If you are an undergraduate still taking
non-major courses, at least one of your subjects will lecture in which, with field glasses
and some good luck, you should be able, a few times a week, to glimpse that famous profile
giving those four- or five-year-old lectures, which have been very conveniently written up
for sale by the Fybate Company anyway. The lectures in the flesh will not contain much
more than is already in the Fybate notes, and generally no more than will be necessary to
do well on the examinations. Naturally, it will be these examinations which determine
whether or not you pass the course. Such an education is conceived as something readily
quantifiable: 120 units constitute a bachelor's degree. It is rather like the outside
world -- the "real" world -- where values are quantified in terms of the dollar:
at the university we use play money, course units. The teacher whom you will have to
strain to see while he lectures will be very seldom available for discussion with his
students; there is usually an hour set aside, in the course of each week, during which all
of the students who want to speak with him will have to arrange to do so. In the face of
physical impossibility, there are generally few such brave souls. If more came, it would
make little difference; this system is rarely responsive to individual needs. There are
too few teachers, and too little time. Indeed, if the professor is one of those really
famous scholars of whom the university is understandably proud, then the primary reason
there is not enough time for the problems of individual undergraduates is that the bulk of
the professor's time (other than the six or eight hours spent in the classroom each week)
is devoted to "research" or spent with graduate students. The moral of the piece
is: if you want to get an education, you will have to get it yourself. This is true in any
case, but it is not usually intended to be true in the sense that getting it yourself
means in spite of the work at school. There are just too many nonsense hours spent by
American students, hours to "do" much as one "does" time in prison.

[Element and coordinate records]
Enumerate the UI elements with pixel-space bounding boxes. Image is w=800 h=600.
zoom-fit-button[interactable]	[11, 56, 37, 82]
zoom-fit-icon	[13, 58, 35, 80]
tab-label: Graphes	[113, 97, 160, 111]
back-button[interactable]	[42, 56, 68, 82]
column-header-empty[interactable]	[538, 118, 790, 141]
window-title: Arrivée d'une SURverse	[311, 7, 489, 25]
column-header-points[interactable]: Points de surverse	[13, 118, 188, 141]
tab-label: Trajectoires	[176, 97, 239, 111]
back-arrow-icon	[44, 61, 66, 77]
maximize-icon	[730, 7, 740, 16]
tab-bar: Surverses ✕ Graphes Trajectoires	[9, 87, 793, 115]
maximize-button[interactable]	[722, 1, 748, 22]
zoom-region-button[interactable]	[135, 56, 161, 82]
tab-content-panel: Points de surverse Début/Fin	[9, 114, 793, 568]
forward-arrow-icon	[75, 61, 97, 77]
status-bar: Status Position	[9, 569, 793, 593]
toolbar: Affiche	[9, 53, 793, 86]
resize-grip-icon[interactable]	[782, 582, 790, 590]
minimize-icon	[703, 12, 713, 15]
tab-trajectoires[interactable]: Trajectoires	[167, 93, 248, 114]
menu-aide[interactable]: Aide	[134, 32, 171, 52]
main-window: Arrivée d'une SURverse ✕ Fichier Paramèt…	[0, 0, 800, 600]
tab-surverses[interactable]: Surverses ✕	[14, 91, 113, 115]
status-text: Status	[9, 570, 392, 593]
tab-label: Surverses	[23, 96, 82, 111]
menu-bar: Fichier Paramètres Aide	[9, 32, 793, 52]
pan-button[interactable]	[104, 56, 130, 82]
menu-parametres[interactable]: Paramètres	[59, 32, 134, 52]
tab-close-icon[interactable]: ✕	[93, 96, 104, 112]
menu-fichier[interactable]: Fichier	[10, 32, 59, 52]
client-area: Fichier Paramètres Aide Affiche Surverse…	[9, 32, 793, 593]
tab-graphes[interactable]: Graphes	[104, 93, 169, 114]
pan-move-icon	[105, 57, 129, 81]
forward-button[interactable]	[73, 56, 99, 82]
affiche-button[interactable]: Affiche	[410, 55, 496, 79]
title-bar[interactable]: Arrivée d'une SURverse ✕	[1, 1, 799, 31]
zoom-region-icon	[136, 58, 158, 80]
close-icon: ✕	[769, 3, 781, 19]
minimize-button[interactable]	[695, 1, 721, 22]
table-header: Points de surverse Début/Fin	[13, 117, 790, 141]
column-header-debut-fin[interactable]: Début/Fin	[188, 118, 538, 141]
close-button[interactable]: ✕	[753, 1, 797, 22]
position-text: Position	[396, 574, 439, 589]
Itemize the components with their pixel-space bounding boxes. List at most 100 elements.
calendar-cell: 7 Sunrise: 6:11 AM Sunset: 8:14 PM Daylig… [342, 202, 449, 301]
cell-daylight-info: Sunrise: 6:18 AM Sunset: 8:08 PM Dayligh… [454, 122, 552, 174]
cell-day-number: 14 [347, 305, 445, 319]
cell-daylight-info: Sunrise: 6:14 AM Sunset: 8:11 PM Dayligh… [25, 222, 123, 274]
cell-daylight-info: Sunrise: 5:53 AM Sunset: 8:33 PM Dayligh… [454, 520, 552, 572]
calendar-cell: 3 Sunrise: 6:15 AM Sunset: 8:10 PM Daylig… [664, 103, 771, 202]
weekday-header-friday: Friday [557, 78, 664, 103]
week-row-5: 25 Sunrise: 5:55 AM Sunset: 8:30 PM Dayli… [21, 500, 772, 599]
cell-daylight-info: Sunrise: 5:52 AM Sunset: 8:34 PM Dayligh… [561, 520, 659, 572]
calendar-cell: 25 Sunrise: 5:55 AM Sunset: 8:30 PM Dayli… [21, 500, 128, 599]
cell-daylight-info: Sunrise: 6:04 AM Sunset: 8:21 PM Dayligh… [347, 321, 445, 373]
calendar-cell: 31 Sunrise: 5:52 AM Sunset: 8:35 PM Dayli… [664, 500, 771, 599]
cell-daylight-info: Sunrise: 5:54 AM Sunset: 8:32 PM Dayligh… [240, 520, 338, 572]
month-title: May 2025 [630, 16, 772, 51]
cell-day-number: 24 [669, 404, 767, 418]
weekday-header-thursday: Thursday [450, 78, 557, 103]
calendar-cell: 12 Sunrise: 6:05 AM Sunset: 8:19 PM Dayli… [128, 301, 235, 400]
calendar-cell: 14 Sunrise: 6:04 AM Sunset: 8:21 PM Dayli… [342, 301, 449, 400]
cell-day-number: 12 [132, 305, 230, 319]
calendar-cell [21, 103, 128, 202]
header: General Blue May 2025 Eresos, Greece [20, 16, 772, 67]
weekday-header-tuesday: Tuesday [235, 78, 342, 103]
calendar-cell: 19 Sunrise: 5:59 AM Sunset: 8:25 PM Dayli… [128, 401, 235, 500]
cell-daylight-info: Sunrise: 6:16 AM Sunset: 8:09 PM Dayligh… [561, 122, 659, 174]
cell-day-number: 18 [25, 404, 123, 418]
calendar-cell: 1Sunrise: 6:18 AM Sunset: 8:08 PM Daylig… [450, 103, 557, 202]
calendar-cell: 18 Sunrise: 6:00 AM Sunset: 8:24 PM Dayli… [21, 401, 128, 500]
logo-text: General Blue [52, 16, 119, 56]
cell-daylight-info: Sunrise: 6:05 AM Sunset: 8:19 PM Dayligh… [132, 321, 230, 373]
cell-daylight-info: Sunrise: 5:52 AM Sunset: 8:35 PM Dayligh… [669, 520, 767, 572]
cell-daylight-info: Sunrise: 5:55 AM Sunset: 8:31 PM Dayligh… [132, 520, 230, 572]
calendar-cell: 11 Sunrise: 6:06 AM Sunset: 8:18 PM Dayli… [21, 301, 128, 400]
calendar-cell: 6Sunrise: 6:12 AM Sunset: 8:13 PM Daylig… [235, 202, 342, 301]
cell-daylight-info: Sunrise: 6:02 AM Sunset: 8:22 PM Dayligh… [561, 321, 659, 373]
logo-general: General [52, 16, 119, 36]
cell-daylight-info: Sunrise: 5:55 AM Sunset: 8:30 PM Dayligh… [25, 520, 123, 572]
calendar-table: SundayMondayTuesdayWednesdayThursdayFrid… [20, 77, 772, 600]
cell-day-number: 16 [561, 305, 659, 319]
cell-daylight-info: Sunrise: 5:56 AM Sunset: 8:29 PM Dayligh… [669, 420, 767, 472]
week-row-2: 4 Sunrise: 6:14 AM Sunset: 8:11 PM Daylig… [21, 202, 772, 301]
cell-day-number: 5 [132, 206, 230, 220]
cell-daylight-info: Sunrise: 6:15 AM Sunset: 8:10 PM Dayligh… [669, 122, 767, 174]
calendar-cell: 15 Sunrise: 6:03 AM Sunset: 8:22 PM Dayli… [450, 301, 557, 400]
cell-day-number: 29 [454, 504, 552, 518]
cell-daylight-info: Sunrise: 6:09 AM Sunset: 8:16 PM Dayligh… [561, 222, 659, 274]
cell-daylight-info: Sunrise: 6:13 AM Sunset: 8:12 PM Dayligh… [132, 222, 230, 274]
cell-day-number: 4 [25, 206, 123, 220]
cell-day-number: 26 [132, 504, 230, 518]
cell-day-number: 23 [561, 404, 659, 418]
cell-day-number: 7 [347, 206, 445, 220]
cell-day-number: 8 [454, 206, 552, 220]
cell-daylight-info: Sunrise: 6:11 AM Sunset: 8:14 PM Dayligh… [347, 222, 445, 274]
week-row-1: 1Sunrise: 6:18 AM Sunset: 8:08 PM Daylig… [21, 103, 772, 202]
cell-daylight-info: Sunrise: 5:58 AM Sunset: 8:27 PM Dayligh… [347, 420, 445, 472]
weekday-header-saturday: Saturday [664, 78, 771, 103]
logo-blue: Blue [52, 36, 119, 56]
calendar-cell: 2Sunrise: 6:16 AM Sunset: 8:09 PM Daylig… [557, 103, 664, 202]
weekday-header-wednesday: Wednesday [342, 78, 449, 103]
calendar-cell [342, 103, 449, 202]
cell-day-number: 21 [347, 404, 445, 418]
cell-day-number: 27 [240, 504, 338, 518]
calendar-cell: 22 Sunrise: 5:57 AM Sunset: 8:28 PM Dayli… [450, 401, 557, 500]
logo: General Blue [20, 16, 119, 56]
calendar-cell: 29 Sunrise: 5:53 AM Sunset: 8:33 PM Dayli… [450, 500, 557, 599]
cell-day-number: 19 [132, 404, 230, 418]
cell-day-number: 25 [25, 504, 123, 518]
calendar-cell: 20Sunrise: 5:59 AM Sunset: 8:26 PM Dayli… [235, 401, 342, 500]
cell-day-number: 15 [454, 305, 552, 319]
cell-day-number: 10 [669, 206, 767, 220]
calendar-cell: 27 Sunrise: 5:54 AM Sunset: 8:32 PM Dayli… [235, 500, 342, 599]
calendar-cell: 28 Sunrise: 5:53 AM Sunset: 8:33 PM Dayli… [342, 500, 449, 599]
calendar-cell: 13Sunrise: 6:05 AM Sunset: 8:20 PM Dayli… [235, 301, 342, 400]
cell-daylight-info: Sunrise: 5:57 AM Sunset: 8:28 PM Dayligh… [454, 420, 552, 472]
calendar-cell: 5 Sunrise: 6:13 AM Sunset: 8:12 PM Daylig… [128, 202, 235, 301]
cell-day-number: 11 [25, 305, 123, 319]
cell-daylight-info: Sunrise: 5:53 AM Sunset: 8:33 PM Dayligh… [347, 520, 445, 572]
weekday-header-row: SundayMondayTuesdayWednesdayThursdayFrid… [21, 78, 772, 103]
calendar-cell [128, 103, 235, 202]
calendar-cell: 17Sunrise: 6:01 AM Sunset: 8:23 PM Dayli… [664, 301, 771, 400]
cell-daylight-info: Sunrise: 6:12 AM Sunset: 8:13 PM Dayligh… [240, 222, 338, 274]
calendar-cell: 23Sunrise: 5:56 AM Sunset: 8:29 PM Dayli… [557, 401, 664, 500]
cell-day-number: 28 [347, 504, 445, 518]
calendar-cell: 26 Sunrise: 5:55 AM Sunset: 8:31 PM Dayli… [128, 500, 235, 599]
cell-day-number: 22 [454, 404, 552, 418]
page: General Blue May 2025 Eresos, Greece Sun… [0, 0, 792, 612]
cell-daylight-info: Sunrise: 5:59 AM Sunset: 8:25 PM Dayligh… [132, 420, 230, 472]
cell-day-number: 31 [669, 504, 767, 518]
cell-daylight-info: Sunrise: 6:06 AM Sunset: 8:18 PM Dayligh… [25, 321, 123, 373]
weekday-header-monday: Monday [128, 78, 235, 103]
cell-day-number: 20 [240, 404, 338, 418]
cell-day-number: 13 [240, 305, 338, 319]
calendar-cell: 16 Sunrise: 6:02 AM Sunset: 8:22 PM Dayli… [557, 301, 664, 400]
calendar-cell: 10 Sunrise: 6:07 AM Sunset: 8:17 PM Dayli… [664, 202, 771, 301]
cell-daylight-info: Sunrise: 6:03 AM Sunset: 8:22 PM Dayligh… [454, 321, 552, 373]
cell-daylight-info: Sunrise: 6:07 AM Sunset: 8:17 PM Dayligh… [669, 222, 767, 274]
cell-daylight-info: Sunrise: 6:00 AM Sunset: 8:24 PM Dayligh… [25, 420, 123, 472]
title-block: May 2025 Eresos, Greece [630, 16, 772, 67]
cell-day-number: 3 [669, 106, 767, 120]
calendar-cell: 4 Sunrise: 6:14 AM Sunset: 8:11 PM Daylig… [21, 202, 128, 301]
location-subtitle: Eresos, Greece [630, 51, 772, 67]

The tasks:
A – Which words in the passage on undergraduate education are set in quotation marks?
B – Duplicate everything in the listing from its first line down to the line containing "97, 239, 111]", with both of those lines included.
The passage and the listing have no connection to each other.

Task-by-task outputs:
A – "real", "research", "do", "does"

B –
Enumerate the UI elements with pixel-space bounding boxes. Image is w=800 h=600.
zoom-fit-button[interactable]	[11, 56, 37, 82]
zoom-fit-icon	[13, 58, 35, 80]
tab-label: Graphes	[113, 97, 160, 111]
back-button[interactable]	[42, 56, 68, 82]
column-header-empty[interactable]	[538, 118, 790, 141]
window-title: Arrivée d'une SURverse	[311, 7, 489, 25]
column-header-points[interactable]: Points de surverse	[13, 118, 188, 141]
tab-label: Trajectoires	[176, 97, 239, 111]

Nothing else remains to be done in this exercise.